EXERCISE. Pull out every line with the word "that" from the entries below.

EXTRACTED DATA start

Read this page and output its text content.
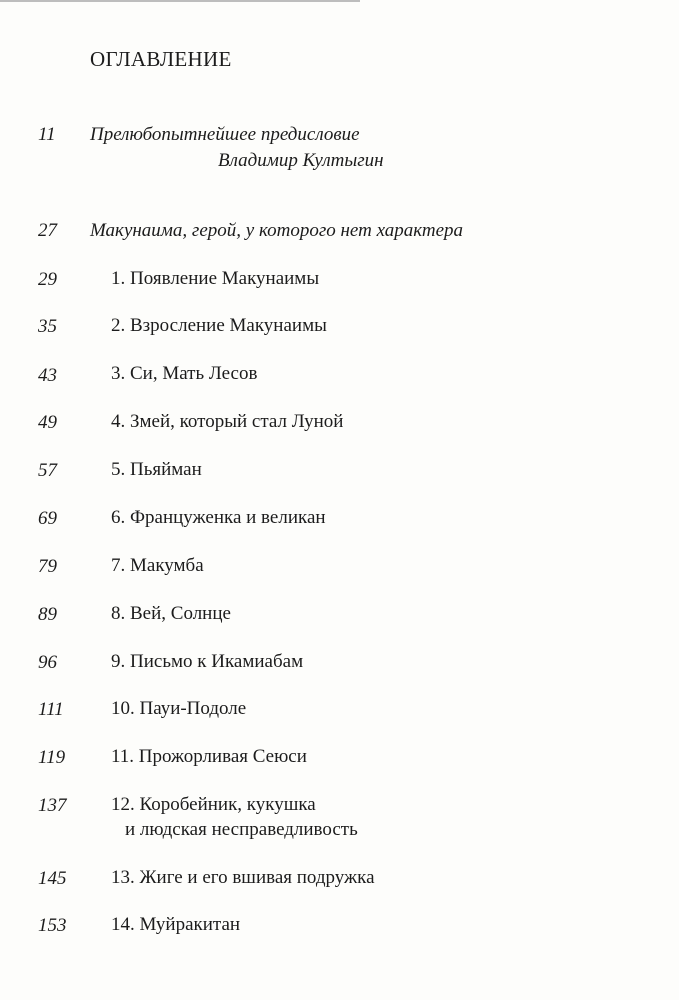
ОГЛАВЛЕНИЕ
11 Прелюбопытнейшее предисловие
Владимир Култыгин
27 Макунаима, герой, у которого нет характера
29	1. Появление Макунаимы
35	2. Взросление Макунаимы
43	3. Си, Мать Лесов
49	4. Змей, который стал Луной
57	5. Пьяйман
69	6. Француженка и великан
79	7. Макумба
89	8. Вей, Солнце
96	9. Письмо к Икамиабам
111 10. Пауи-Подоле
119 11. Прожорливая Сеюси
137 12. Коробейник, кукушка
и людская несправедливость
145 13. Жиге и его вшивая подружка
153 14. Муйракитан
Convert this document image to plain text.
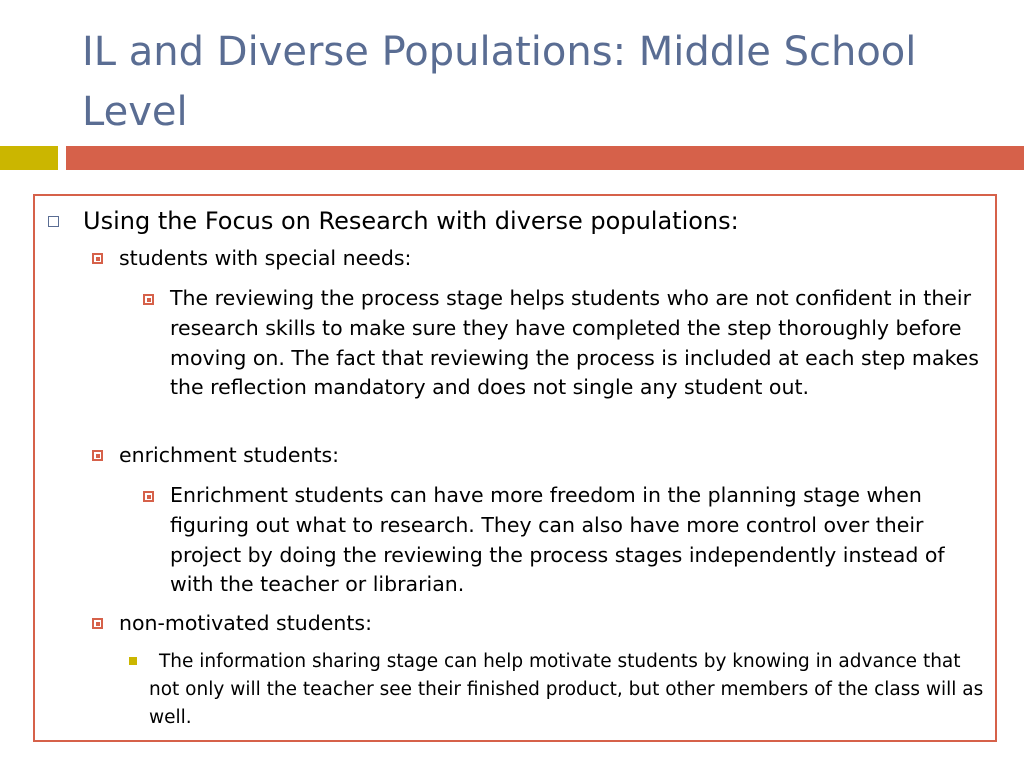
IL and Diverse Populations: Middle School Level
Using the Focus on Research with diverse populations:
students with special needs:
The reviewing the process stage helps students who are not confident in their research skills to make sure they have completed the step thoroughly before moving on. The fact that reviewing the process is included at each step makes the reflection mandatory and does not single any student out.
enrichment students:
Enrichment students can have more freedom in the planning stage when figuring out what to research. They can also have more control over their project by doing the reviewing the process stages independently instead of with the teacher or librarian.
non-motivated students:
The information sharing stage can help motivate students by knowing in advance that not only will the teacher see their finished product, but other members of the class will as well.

EXTRACTED DATA end

SOLUTION FOR THIS TASK.
The reviewing the process stage helps students who are not confident in their research skills to make sure they have completed the step thoroughly before moving on. The fact that reviewing the process is included at each step makes the reflection mandatory and does not single any student out.
The information sharing stage can help motivate students by knowing in advance that not only will the teacher see their finished product, but other members of the class will as well.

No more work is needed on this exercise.